Your task >> Extract all lines from the data beneath that include the word "搜索找到".

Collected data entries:
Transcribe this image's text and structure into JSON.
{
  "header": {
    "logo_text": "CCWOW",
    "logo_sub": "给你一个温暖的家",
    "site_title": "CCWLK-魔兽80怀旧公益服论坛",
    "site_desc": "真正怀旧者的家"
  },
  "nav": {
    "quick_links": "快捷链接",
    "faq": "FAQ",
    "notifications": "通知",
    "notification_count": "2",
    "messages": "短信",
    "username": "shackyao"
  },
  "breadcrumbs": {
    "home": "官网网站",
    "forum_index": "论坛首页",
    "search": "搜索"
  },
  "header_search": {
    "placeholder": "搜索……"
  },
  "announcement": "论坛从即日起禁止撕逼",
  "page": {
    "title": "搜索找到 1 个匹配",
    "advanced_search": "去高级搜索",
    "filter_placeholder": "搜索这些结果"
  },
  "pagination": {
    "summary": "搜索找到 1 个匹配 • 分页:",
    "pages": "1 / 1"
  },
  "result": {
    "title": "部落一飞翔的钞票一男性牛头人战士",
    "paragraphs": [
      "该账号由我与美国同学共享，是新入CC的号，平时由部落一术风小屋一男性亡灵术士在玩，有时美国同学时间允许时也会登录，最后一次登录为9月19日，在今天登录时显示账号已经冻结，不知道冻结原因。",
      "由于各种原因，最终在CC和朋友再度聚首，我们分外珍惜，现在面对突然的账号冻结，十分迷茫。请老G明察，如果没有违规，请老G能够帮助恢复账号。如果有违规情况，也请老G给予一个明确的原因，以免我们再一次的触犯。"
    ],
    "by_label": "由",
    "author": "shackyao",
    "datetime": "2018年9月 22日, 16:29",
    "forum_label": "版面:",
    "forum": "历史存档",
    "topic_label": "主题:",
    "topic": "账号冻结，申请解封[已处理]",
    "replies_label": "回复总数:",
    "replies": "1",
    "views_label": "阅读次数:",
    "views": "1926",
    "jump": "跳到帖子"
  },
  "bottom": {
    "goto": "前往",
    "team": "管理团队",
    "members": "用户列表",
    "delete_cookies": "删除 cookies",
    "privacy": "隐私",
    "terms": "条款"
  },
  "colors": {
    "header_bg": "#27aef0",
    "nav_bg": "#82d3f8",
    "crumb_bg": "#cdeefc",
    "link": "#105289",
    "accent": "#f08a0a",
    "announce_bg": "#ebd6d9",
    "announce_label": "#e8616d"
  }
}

The response >>
    "title": "搜索找到 1 个匹配",
    "summary": "搜索找到 1 个匹配 • 分页:",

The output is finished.